### THE EXERCISE
Word for word, retype every entry in the listing.

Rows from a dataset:

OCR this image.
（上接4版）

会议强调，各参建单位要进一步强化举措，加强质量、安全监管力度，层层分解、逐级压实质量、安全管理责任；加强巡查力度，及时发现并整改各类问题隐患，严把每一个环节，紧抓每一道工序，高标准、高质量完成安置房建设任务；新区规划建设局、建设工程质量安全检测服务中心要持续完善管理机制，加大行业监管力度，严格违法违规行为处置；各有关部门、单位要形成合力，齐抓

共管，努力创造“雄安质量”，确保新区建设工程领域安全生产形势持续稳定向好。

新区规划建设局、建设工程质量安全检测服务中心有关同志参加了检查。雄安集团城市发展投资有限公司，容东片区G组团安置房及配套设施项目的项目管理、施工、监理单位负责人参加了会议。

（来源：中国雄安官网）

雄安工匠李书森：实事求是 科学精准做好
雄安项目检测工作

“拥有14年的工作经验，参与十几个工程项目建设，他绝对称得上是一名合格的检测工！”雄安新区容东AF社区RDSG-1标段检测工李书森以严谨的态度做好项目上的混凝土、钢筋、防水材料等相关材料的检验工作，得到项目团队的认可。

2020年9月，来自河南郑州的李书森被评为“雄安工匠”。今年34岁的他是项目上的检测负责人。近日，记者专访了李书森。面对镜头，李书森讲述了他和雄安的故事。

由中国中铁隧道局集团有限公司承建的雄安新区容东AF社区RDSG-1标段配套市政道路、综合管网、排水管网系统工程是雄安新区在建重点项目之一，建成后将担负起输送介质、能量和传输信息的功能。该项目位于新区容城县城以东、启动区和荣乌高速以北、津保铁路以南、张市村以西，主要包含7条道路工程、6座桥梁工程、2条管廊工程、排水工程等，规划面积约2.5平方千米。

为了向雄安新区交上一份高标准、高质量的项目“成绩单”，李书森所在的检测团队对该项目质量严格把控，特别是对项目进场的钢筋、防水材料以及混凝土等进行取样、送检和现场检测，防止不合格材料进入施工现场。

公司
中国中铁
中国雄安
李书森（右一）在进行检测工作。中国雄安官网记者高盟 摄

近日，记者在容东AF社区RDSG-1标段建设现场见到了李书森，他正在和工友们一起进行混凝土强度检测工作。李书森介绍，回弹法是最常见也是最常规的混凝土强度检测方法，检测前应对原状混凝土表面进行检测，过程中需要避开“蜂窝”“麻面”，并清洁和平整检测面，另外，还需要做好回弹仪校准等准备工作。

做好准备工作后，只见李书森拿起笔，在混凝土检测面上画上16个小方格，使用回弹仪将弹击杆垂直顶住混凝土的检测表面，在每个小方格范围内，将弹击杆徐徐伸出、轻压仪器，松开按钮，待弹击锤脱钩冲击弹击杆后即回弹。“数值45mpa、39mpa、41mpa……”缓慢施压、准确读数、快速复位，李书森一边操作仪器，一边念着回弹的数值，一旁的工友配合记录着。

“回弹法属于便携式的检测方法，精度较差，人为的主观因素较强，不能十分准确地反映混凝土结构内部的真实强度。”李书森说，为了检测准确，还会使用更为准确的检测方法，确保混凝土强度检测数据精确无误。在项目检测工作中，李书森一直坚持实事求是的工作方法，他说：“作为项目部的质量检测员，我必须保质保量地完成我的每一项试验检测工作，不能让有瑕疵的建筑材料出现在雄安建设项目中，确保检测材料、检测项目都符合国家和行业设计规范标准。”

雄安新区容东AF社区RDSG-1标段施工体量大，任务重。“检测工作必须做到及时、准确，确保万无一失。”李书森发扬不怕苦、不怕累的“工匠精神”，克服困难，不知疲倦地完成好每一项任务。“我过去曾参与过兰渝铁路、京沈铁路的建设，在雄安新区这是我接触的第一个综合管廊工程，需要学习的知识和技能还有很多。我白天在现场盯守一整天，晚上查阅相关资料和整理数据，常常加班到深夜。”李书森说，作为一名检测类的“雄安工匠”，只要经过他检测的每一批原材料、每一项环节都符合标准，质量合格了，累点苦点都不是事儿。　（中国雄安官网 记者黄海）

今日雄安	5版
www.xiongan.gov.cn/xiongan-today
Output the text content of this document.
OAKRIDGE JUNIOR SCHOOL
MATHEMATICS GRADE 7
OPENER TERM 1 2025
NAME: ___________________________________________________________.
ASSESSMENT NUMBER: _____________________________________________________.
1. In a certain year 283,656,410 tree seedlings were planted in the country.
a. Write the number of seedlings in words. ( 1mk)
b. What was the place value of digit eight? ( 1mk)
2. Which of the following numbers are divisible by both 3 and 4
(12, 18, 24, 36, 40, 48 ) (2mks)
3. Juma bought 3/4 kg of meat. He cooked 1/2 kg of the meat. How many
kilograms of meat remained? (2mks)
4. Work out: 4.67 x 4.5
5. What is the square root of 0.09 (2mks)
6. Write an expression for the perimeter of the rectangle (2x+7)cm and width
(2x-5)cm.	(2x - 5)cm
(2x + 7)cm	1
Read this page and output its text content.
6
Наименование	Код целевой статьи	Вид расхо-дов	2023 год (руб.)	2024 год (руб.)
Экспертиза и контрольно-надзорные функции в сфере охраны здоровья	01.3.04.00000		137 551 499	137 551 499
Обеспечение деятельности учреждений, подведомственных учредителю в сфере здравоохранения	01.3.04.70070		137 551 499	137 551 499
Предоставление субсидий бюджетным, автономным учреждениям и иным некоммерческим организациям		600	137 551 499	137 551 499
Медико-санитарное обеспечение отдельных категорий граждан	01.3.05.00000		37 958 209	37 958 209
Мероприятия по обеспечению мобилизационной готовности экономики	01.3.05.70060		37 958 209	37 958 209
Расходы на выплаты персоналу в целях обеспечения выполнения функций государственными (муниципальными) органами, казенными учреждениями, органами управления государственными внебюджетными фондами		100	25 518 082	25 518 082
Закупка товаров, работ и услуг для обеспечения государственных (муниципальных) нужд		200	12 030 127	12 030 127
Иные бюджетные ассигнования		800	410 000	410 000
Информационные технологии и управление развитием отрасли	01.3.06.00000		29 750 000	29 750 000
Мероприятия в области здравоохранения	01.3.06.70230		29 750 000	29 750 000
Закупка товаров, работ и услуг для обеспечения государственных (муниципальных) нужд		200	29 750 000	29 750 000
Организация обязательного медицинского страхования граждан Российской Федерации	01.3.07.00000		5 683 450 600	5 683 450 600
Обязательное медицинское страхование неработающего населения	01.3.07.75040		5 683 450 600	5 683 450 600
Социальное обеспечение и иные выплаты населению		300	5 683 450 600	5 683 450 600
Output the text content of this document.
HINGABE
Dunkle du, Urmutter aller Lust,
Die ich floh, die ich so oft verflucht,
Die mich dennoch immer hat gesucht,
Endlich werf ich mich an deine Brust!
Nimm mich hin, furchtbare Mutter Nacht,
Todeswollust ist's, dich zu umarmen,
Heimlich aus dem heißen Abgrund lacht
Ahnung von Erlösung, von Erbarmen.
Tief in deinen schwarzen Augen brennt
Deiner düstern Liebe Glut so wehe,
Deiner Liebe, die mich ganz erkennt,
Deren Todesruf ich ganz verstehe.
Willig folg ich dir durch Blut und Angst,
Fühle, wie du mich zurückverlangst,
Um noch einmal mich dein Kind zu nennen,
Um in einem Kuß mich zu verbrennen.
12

### ANSWER TO THIS EXERCISE
OCR this image.
（上接4版）

会议强调，各参建单位要进一步强化举措，加强质量、安全监管力度，层层分解、逐级压实质量、安全管理责任；加强巡查力度，及时发现并整改各类问题隐患，严把每一个环节，紧抓每一道工序，高标准、高质量完成安置房建设任务；新区规划建设局、建设工程质量安全检测服务中心要持续完善管理机制，加大行业监管力度，严格违法违规行为处置；各有关部门、单位要形成合力，齐抓

共管，努力创造“雄安质量”，确保新区建设工程领域安全生产形势持续稳定向好。

新区规划建设局、建设工程质量安全检测服务中心有关同志参加了检查。雄安集团城市发展投资有限公司，容东片区G组团安置房及配套设施项目的项目管理、施工、监理单位负责人参加了会议。

（来源：中国雄安官网）

雄安工匠李书森：实事求是 科学精准做好
雄安项目检测工作

“拥有14年的工作经验，参与十几个工程项目建设，他绝对称得上是一名合格的检测工！”雄安新区容东AF社区RDSG-1标段检测工李书森以严谨的态度做好项目上的混凝土、钢筋、防水材料等相关材料的检验工作，得到项目团队的认可。

2020年9月，来自河南郑州的李书森被评为“雄安工匠”。今年34岁的他是项目上的检测负责人。近日，记者专访了李书森。面对镜头，李书森讲述了他和雄安的故事。

由中国中铁隧道局集团有限公司承建的雄安新区容东AF社区RDSG-1标段配套市政道路、综合管网、排水管网系统工程是雄安新区在建重点项目之一，建成后将担负起输送介质、能量和传输信息的功能。该项目位于新区容城县城以东、启动区和荣乌高速以北、津保铁路以南、张市村以西，主要包含7条道路工程、6座桥梁工程、2条管廊工程、排水工程等，规划面积约2.5平方千米。

为了向雄安新区交上一份高标准、高质量的项目“成绩单”，李书森所在的检测团队对该项目质量严格把控，特别是对项目进场的钢筋、防水材料以及混凝土等进行取样、送检和现场检测，防止不合格材料进入施工现场。

公司
中国中铁
中国雄安
李书森（右一）在进行检测工作。中国雄安官网记者高盟 摄

近日，记者在容东AF社区RDSG-1标段建设现场见到了李书森，他正在和工友们一起进行混凝土强度检测工作。李书森介绍，回弹法是最常见也是最常规的混凝土强度检测方法，检测前应对原状混凝土表面进行检测，过程中需要避开“蜂窝”“麻面”，并清洁和平整检测面，另外，还需要做好回弹仪校准等准备工作。

做好准备工作后，只见李书森拿起笔，在混凝土检测面上画上16个小方格，使用回弹仪将弹击杆垂直顶住混凝土的检测表面，在每个小方格范围内，将弹击杆徐徐伸出、轻压仪器，松开按钮，待弹击锤脱钩冲击弹击杆后即回弹。“数值45mpa、39mpa、41mpa……”缓慢施压、准确读数、快速复位，李书森一边操作仪器，一边念着回弹的数值，一旁的工友配合记录着。

“回弹法属于便携式的检测方法，精度较差，人为的主观因素较强，不能十分准确地反映混凝土结构内部的真实强度。”李书森说，为了检测准确，还会使用更为准确的检测方法，确保混凝土强度检测数据精确无误。在项目检测工作中，李书森一直坚持实事求是的工作方法，他说：“作为项目部的质量检测员，我必须保质保量地完成我的每一项试验检测工作，不能让有瑕疵的建筑材料出现在雄安建设项目中，确保检测材料、检测项目都符合国家和行业设计规范标准。”

雄安新区容东AF社区RDSG-1标段施工体量大，任务重。“检测工作必须做到及时、准确，确保万无一失。”李书森发扬不怕苦、不怕累的“工匠精神”，克服困难，不知疲倦地完成好每一项任务。“我过去曾参与过兰渝铁路、京沈铁路的建设，在雄安新区这是我接触的第一个综合管廊工程，需要学习的知识和技能还有很多。我白天在现场盯守一整天，晚上查阅相关资料和整理数据，常常加班到深夜。”李书森说，作为一名检测类的“雄安工匠”，只要经过他检测的每一批原材料、每一项环节都符合标准，质量合格了，累点苦点都不是事儿。　（中国雄安官网 记者黄海）

今日雄安	5版
www.xiongan.gov.cn/xiongan-today
Output the text content of this document.
OAKRIDGE JUNIOR SCHOOL
MATHEMATICS GRADE 7
OPENER TERM 1 2025
NAME: ___________________________________________________________.
ASSESSMENT NUMBER: _____________________________________________________.
1. In a certain year 283,656,410 tree seedlings were planted in the country.
a. Write the number of seedlings in words. ( 1mk)
b. What was the place value of digit eight? ( 1mk)
2. Which of the following numbers are divisible by both 3 and 4
(12, 18, 24, 36, 40, 48 ) (2mks)
3. Juma bought 3/4 kg of meat. He cooked 1/2 kg of the meat. How many
kilograms of meat remained? (2mks)
4. Work out: 4.67 x 4.5
5. What is the square root of 0.09 (2mks)
6. Write an expression for the perimeter of the rectangle (2x+7)cm and width
(2x-5)cm.	(2x - 5)cm
(2x + 7)cm	1
Read this page and output its text content.
6
Наименование	Код целевой статьи	Вид расхо-дов	2023 год (руб.)	2024 год (руб.)
Экспертиза и контрольно-надзорные функции в сфере охраны здоровья	01.3.04.00000		137 551 499	137 551 499
Обеспечение деятельности учреждений, подведомственных учредителю в сфере здравоохранения	01.3.04.70070		137 551 499	137 551 499
Предоставление субсидий бюджетным, автономным учреждениям и иным некоммерческим организациям		600	137 551 499	137 551 499
Медико-санитарное обеспечение отдельных категорий граждан	01.3.05.00000		37 958 209	37 958 209
Мероприятия по обеспечению мобилизационной готовности экономики	01.3.05.70060		37 958 209	37 958 209
Расходы на выплаты персоналу в целях обеспечения выполнения функций государственными (муниципальными) органами, казенными учреждениями, органами управления государственными внебюджетными фондами		100	25 518 082	25 518 082
Закупка товаров, работ и услуг для обеспечения государственных (муниципальных) нужд		200	12 030 127	12 030 127
Иные бюджетные ассигнования		800	410 000	410 000
Информационные технологии и управление развитием отрасли	01.3.06.00000		29 750 000	29 750 000
Мероприятия в области здравоохранения	01.3.06.70230		29 750 000	29 750 000
Закупка товаров, работ и услуг для обеспечения государственных (муниципальных) нужд		200	29 750 000	29 750 000
Организация обязательного медицинского страхования граждан Российской Федерации	01.3.07.00000		5 683 450 600	5 683 450 600
Обязательное медицинское страхование неработающего населения	01.3.07.75040		5 683 450 600	5 683 450 600
Социальное обеспечение и иные выплаты населению		300	5 683 450 600	5 683 450 600
Output the text content of this document.
HINGABE
Dunkle du, Urmutter aller Lust,
Die ich floh, die ich so oft verflucht,
Die mich dennoch immer hat gesucht,
Endlich werf ich mich an deine Brust!
Nimm mich hin, furchtbare Mutter Nacht,
Todeswollust ist's, dich zu umarmen,
Heimlich aus dem heißen Abgrund lacht
Ahnung von Erlösung, von Erbarmen.
Tief in deinen schwarzen Augen brennt
Deiner düstern Liebe Glut so wehe,
Deiner Liebe, die mich ganz erkennt,
Deren Todesruf ich ganz verstehe.
Willig folg ich dir durch Blut und Angst,
Fühle, wie du mich zurückverlangst,
Um noch einmal mich dein Kind zu nennen,
Um in einem Kuß mich zu verbrennen.
12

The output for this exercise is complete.